PROBLEM DETAILS >> Scan the data. Collect each line that contains the word "such".

Data entries:
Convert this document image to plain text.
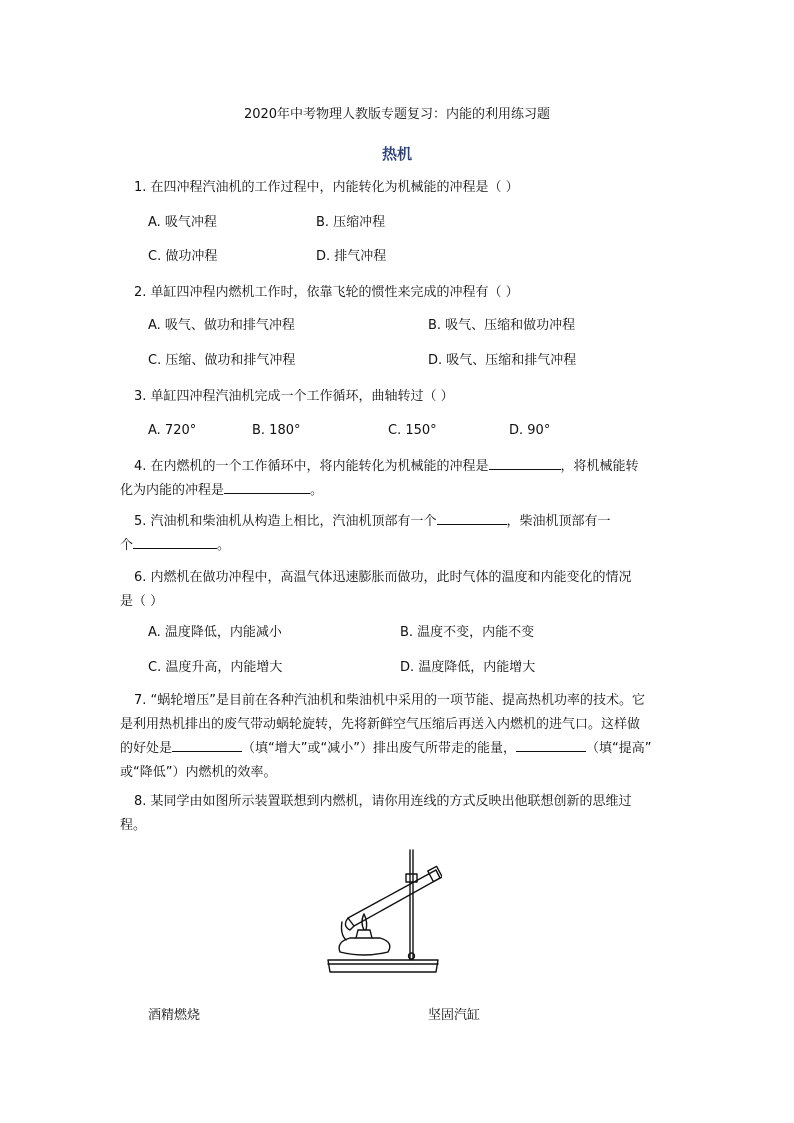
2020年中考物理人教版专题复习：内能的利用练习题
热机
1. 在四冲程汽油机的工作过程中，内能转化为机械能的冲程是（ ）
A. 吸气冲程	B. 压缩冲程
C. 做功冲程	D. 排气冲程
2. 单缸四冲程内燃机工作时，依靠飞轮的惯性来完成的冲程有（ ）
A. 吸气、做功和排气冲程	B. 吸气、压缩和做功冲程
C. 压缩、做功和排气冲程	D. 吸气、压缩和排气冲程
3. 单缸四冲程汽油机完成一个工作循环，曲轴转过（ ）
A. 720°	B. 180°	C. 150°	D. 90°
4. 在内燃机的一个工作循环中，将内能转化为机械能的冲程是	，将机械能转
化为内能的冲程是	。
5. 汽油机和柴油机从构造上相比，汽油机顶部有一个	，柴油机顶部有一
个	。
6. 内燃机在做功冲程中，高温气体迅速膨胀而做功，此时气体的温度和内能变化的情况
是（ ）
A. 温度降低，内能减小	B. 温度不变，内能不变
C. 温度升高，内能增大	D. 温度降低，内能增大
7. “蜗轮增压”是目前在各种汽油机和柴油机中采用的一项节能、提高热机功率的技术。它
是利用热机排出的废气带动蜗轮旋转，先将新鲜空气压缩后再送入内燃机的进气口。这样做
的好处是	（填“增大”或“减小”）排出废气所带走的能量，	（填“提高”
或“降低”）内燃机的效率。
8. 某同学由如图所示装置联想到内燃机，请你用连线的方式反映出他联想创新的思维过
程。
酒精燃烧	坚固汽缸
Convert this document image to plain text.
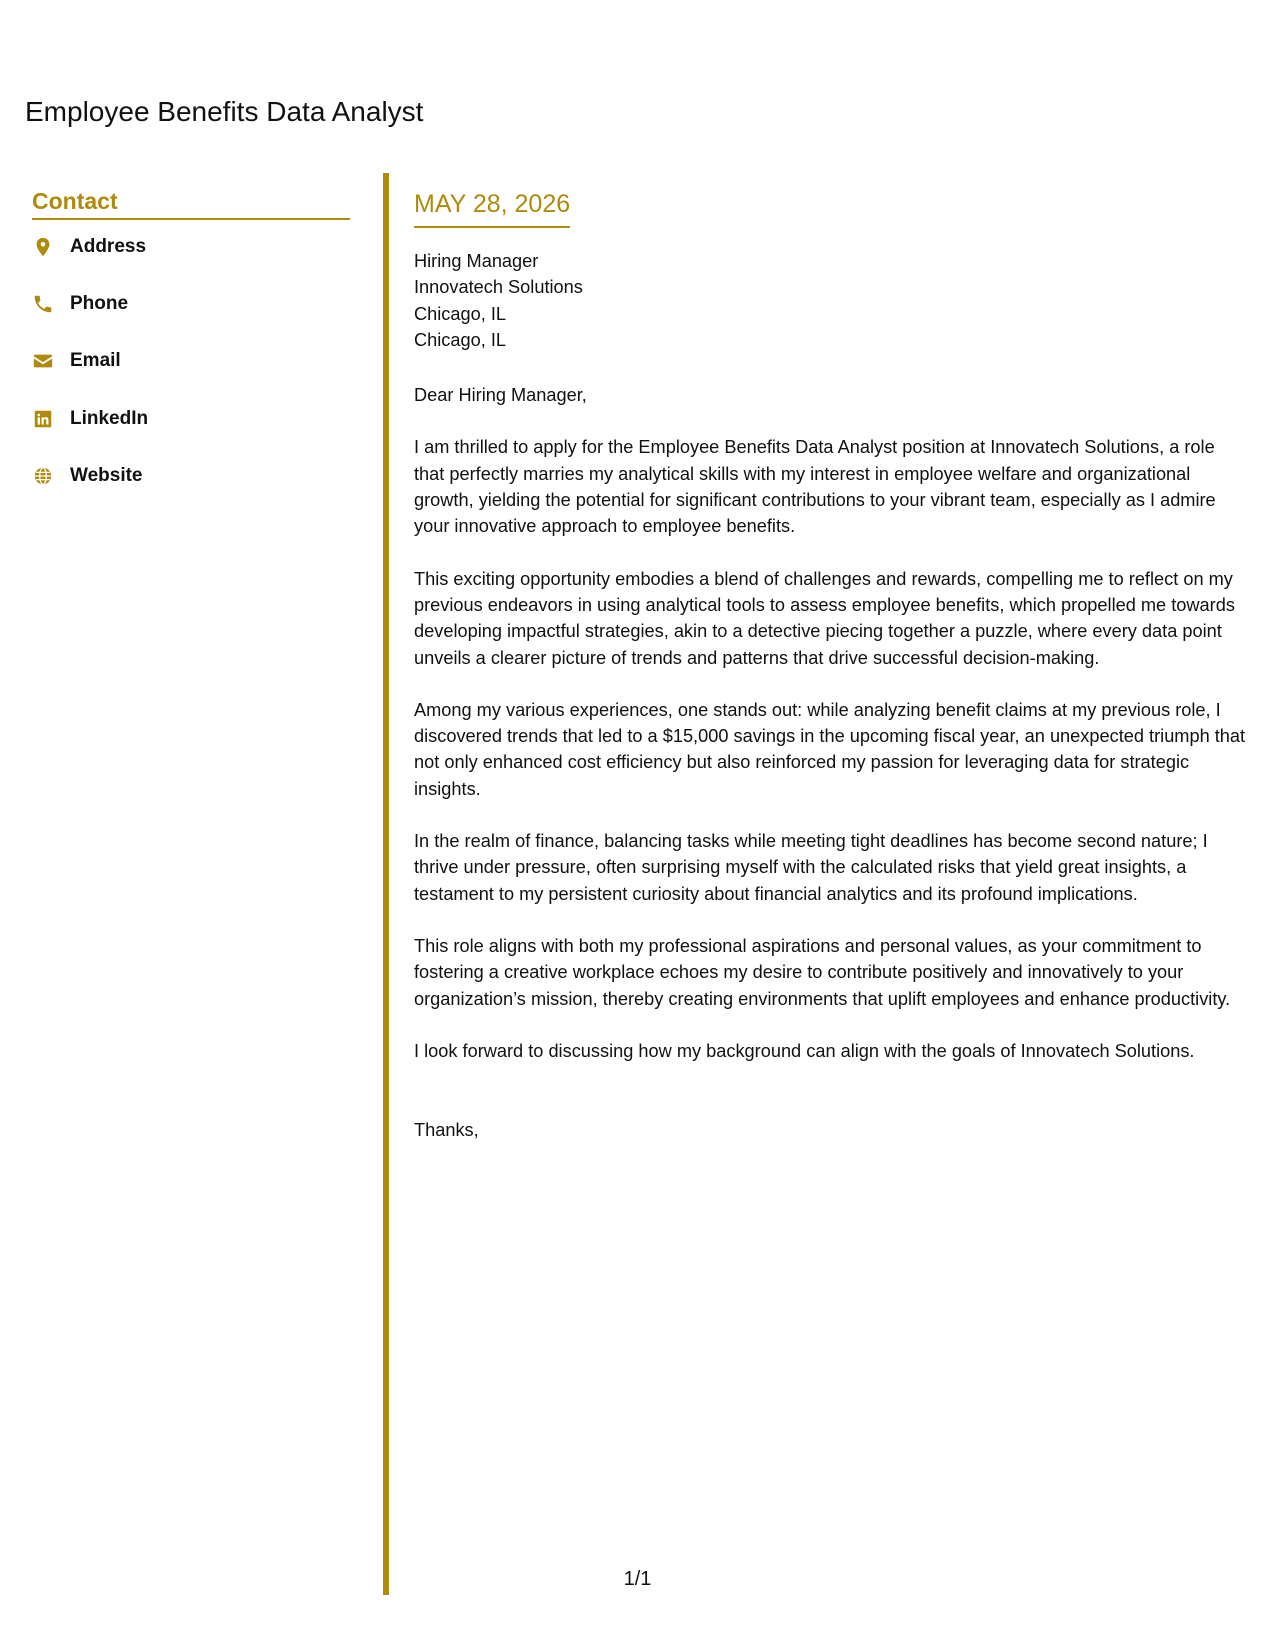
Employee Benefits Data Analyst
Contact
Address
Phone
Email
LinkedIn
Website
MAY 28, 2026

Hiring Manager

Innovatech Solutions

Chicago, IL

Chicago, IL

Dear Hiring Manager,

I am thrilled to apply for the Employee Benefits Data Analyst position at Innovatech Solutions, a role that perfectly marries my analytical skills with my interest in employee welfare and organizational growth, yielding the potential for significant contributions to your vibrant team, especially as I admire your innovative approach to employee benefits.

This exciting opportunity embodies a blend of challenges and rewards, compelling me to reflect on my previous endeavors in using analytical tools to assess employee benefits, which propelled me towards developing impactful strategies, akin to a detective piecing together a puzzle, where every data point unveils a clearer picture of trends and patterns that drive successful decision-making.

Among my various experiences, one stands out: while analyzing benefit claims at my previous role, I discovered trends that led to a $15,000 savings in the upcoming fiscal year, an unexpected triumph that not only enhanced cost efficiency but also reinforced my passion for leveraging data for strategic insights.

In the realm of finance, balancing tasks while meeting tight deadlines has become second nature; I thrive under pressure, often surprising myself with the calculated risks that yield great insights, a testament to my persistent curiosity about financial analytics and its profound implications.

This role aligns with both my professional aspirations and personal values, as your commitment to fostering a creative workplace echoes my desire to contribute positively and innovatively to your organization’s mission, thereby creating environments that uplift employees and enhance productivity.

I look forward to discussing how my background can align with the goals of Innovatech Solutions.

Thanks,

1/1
==
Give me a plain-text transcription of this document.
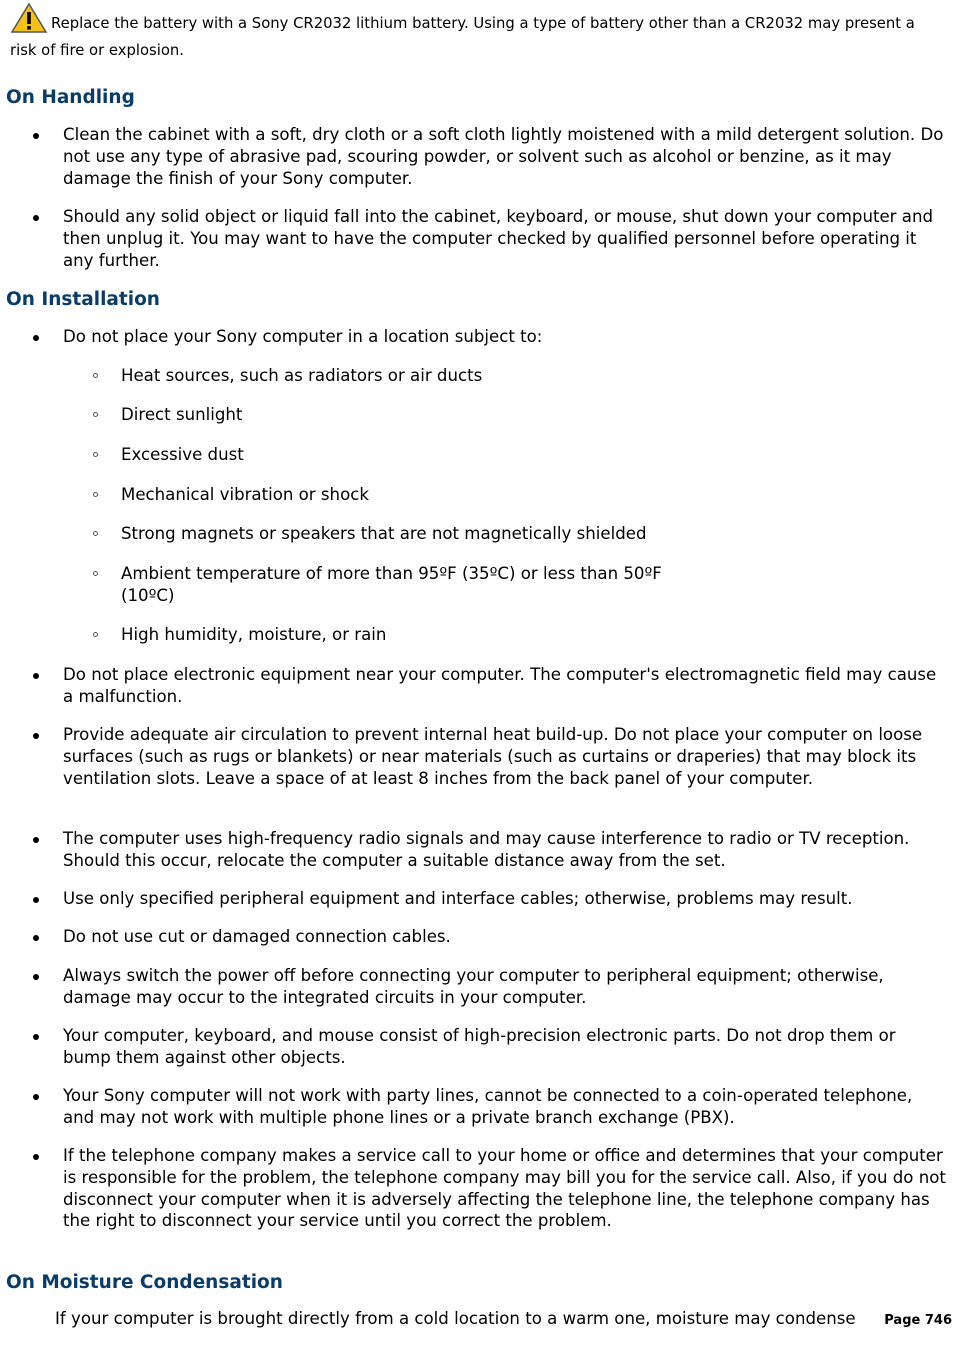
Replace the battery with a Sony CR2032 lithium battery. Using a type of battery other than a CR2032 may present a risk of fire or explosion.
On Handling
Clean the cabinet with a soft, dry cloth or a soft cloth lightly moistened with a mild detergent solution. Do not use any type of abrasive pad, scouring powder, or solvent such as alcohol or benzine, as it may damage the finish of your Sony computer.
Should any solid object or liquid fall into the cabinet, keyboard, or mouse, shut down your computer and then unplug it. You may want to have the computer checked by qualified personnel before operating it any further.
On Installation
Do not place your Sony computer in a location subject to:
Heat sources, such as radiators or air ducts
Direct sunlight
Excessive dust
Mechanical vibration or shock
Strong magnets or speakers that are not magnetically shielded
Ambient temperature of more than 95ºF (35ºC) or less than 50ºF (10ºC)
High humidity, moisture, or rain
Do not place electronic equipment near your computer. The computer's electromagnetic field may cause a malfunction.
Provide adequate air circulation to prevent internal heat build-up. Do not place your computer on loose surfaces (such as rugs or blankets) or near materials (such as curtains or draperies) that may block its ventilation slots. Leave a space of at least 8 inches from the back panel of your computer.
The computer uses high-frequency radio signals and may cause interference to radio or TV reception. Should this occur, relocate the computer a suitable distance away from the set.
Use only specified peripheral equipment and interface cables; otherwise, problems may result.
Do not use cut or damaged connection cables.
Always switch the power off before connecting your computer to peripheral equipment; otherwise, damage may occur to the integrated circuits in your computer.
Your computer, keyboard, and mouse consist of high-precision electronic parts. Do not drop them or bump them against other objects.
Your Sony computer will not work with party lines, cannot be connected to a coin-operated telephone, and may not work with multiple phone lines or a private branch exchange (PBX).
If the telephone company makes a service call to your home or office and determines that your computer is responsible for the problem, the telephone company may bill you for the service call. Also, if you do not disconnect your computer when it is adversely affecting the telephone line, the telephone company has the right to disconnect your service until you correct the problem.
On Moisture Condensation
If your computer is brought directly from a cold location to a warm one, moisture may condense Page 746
...
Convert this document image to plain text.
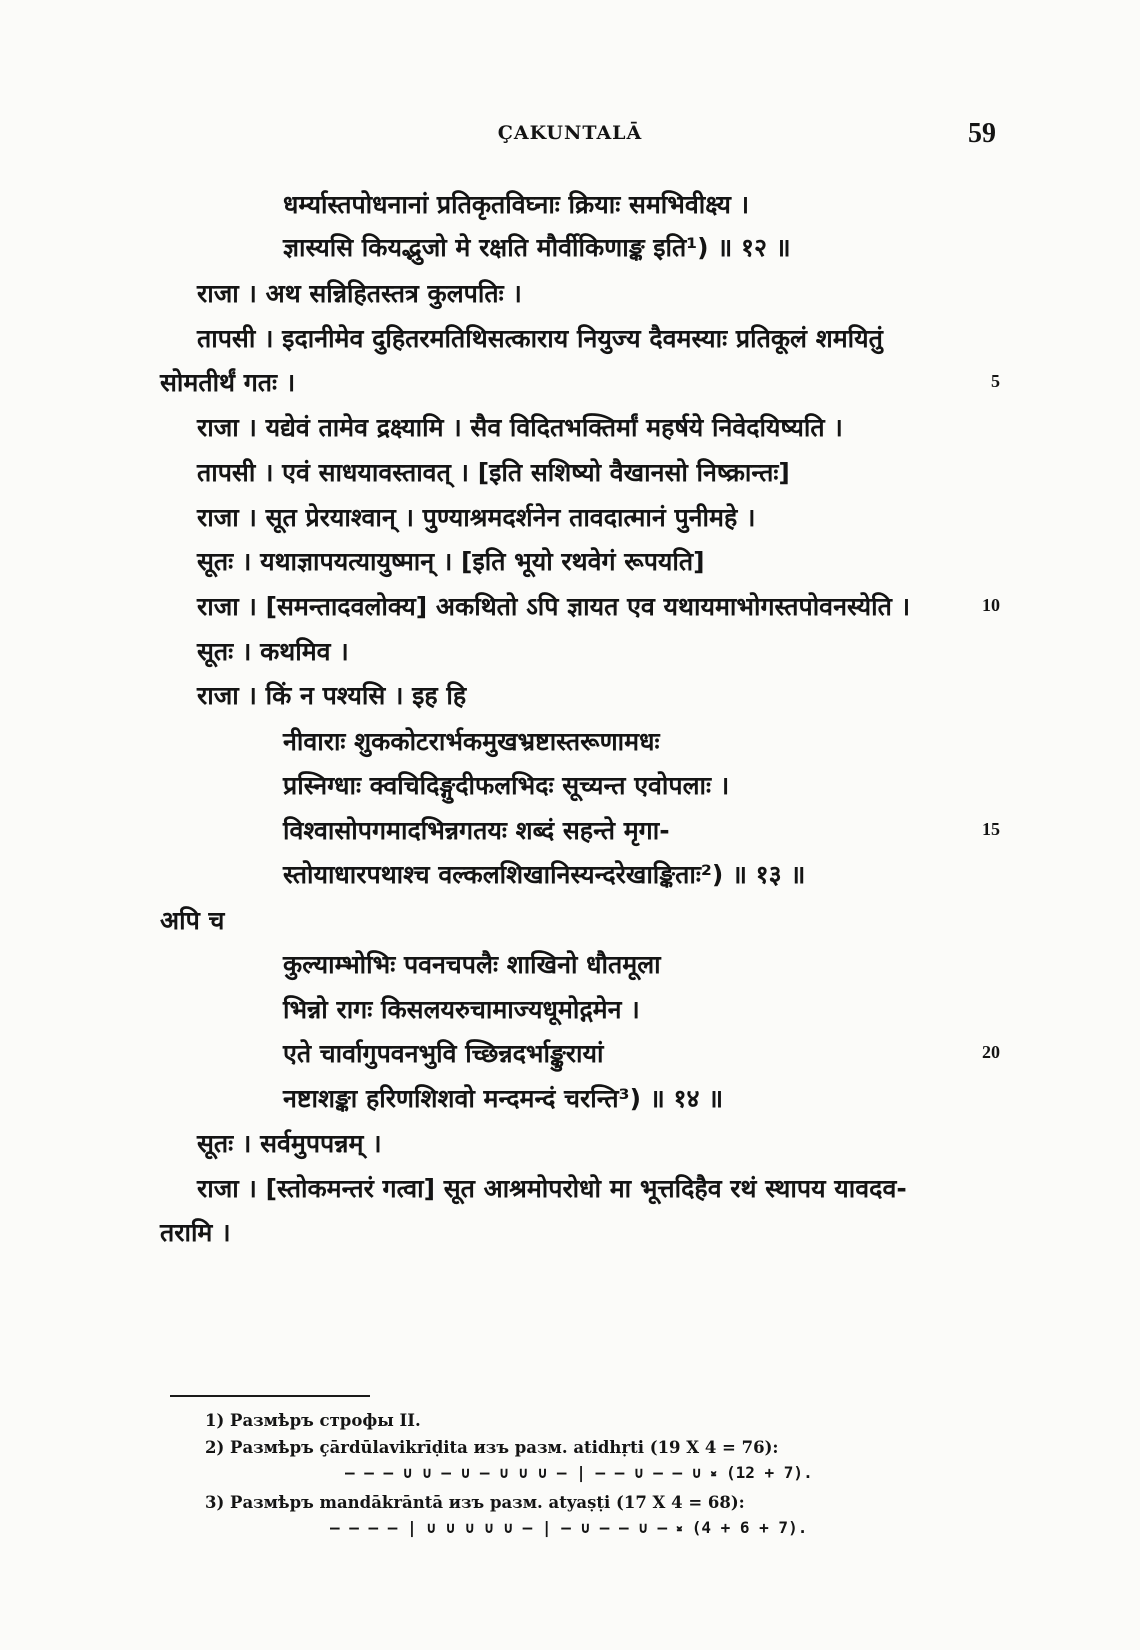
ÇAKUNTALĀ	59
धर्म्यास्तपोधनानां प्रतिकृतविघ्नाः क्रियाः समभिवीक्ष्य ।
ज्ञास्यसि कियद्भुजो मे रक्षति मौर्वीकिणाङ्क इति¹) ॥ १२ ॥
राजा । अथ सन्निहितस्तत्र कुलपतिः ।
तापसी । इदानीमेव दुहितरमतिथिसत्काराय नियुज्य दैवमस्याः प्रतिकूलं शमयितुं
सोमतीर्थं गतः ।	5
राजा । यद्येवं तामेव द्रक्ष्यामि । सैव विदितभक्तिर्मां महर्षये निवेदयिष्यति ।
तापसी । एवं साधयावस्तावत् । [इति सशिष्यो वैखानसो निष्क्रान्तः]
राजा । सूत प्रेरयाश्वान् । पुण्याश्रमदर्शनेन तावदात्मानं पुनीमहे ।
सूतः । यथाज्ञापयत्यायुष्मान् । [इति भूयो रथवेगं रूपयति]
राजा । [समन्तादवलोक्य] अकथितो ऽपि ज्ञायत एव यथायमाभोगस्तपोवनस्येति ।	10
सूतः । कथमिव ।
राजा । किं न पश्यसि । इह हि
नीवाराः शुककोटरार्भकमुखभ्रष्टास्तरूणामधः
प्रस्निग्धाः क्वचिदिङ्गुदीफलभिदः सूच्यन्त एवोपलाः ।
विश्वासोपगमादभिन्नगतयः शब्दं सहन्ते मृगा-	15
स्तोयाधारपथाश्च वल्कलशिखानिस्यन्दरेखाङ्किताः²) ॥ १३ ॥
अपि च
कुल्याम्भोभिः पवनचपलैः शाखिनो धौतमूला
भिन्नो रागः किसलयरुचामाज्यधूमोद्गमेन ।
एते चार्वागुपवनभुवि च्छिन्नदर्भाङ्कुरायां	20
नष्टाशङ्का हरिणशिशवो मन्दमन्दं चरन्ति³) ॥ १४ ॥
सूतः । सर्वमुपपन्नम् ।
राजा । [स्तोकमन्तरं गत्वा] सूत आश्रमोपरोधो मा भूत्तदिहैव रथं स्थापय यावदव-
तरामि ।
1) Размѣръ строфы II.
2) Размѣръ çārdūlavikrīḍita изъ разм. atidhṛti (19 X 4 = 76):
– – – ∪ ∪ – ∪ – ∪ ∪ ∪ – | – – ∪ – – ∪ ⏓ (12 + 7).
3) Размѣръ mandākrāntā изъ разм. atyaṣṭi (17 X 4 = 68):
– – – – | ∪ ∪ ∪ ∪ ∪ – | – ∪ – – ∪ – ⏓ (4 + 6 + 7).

OUTPUT >>
Clean the cabinet with a soft, dry cloth or a soft cloth lightly moistened with a mild detergent solution. Do not use any type of abrasive pad, scouring powder, or solvent such as alcohol or benzine, as it may damage the finish of your Sony computer.
Heat sources, such as radiators or air ducts
Provide adequate air circulation to prevent internal heat build-up. Do not place your computer on loose surfaces (such as rugs or blankets) or near materials (such as curtains or draperies) that may block its ventilation slots. Leave a space of at least 8 inches from the back panel of your computer.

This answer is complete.